Exactly how many lines have the word "JSON"? Answer with the bare number.

Data provided>

----------

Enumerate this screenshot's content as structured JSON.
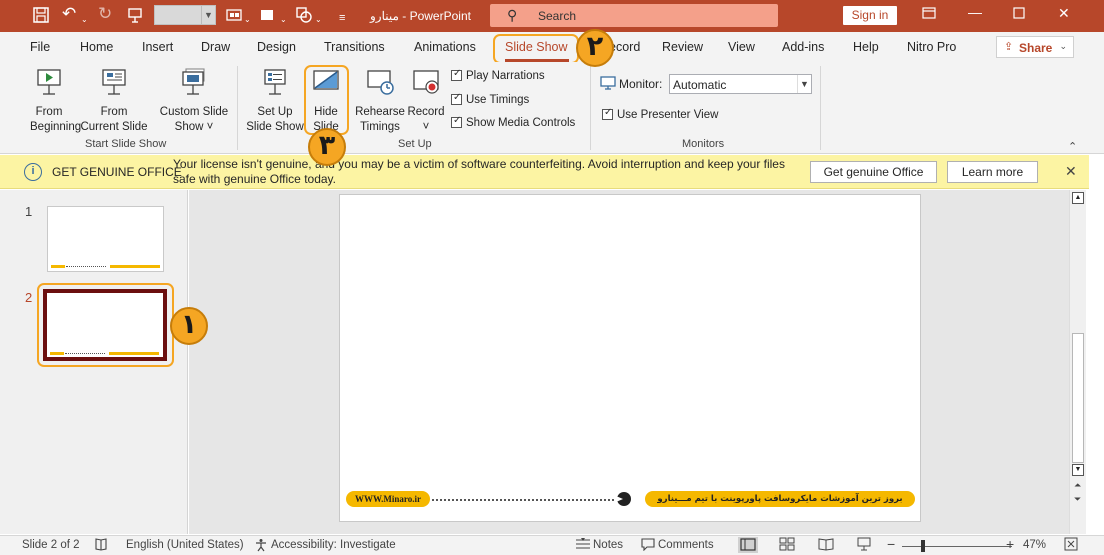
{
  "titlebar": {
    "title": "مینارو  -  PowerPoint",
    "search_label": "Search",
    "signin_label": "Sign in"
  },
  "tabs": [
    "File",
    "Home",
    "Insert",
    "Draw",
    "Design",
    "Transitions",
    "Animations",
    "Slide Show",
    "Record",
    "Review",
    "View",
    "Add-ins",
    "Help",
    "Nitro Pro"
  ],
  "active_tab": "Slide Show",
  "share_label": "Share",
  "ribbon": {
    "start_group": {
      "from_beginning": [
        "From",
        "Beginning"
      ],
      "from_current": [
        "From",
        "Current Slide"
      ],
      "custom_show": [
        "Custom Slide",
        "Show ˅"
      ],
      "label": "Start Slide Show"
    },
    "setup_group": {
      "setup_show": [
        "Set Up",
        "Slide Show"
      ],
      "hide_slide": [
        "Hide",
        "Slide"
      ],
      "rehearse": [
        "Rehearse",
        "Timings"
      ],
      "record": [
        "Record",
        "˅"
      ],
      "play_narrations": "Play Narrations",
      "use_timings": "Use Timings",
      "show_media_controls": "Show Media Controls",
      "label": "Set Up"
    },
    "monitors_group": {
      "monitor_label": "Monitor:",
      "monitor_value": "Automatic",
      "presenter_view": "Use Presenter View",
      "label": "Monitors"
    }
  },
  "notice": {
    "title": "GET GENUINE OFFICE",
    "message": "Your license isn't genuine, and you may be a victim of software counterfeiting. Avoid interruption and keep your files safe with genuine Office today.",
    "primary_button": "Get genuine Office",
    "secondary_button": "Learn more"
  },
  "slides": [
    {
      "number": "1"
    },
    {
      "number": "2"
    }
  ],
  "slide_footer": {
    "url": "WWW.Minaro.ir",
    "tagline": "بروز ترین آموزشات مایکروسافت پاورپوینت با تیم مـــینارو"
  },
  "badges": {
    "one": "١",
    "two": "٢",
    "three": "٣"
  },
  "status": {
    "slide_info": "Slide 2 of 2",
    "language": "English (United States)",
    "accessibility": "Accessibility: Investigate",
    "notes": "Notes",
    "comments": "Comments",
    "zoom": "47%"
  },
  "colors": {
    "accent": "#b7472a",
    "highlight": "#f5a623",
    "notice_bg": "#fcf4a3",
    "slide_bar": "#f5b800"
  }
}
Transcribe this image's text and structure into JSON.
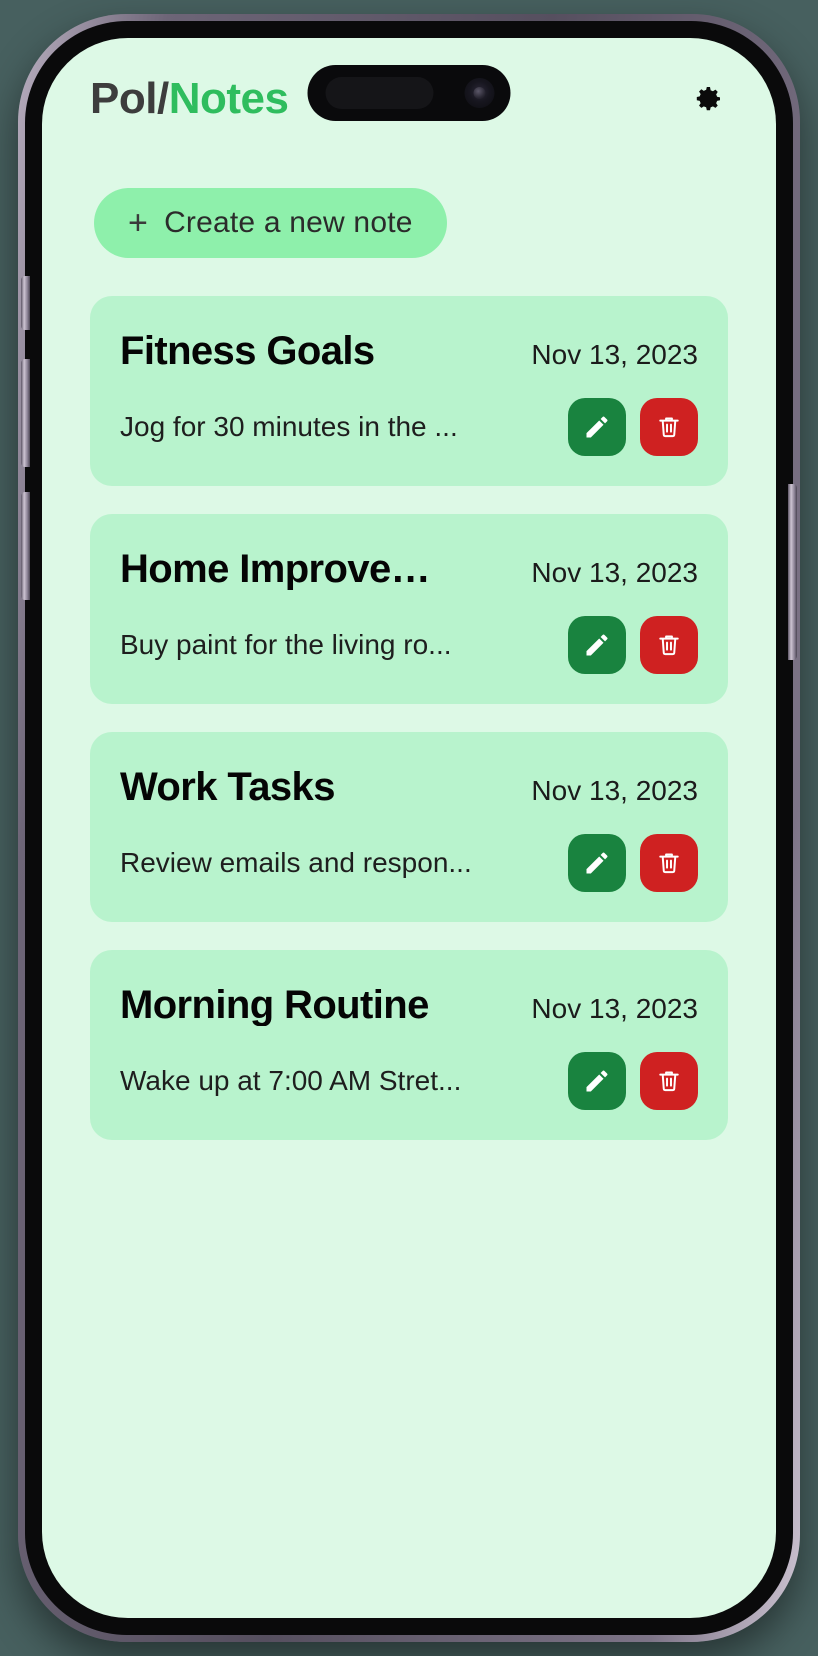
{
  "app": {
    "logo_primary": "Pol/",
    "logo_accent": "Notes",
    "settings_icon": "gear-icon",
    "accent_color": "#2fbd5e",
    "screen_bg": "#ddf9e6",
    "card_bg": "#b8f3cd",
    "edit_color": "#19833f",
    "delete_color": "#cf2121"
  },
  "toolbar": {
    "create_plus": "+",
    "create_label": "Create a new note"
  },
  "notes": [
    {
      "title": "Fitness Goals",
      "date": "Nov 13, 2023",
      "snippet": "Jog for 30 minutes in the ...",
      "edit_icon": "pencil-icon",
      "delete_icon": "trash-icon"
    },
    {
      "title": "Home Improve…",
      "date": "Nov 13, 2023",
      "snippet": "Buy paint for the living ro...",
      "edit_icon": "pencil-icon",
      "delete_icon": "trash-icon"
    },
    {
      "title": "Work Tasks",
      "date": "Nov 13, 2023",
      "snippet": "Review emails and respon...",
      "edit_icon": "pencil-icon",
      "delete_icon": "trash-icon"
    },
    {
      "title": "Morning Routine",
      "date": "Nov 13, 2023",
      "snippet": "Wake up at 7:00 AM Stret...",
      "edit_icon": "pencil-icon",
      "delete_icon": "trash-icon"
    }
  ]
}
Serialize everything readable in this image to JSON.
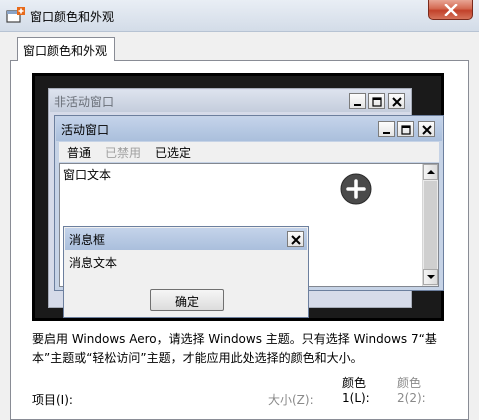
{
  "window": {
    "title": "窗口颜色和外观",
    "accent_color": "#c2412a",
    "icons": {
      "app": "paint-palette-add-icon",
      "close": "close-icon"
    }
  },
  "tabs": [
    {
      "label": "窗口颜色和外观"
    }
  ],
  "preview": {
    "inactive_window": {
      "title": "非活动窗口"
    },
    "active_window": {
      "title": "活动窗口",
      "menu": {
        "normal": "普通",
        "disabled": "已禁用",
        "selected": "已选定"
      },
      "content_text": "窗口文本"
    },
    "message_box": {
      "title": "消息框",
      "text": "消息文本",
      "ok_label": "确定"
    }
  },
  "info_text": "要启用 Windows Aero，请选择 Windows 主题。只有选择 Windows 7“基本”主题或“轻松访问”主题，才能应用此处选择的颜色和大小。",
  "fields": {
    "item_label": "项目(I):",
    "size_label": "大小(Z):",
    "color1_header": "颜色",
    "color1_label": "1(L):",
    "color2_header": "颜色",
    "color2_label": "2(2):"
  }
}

----------

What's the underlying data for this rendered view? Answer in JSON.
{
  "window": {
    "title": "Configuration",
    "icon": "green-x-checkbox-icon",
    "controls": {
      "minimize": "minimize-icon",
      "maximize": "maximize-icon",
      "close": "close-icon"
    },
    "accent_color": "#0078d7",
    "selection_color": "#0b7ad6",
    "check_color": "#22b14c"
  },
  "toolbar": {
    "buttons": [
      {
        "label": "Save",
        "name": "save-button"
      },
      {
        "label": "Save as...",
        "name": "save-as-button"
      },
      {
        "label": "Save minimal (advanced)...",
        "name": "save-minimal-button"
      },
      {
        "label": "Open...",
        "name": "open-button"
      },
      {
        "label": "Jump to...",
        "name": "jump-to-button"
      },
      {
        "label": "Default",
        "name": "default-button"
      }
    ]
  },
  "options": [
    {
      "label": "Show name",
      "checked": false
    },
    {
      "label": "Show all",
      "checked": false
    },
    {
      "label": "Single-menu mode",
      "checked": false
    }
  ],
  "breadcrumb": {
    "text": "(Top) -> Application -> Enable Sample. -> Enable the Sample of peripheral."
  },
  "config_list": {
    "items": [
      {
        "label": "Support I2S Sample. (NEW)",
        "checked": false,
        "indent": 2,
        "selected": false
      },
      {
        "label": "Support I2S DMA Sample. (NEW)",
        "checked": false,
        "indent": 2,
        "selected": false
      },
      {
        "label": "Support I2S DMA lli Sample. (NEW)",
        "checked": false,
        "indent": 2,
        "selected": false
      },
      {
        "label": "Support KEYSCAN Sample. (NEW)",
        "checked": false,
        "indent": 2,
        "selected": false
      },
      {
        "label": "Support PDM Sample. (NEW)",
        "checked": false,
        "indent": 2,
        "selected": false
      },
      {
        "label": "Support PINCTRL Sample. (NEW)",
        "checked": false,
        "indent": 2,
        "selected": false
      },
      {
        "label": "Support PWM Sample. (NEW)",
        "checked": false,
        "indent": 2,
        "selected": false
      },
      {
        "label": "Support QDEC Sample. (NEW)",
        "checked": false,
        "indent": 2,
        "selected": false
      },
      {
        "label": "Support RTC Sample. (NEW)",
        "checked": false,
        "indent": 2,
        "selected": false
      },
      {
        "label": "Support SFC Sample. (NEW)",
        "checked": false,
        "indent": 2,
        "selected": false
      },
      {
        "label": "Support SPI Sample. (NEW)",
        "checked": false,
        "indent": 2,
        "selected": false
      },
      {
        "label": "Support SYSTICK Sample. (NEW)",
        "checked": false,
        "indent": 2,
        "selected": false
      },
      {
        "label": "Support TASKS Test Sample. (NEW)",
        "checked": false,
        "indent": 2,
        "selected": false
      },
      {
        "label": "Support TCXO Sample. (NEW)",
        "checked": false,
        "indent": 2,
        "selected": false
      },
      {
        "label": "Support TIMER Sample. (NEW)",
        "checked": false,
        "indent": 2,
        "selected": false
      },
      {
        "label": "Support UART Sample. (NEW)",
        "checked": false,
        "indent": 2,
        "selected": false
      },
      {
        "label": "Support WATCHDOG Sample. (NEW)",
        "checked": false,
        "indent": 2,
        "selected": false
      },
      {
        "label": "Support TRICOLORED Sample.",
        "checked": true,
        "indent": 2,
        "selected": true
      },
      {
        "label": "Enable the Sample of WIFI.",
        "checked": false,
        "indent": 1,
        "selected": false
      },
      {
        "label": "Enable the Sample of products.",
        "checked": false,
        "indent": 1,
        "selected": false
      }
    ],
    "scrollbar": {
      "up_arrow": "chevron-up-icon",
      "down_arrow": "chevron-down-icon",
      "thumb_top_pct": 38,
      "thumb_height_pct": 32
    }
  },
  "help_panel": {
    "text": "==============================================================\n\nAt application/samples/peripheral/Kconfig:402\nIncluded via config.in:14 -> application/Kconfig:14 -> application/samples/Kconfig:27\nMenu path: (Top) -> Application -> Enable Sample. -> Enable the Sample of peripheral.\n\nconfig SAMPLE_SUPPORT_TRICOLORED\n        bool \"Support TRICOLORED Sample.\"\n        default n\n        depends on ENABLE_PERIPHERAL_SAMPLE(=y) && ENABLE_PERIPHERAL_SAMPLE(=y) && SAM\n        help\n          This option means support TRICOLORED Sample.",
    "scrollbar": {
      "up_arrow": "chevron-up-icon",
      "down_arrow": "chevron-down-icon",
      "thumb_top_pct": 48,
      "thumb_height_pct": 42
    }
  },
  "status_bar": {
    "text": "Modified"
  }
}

----------

Written solution>
4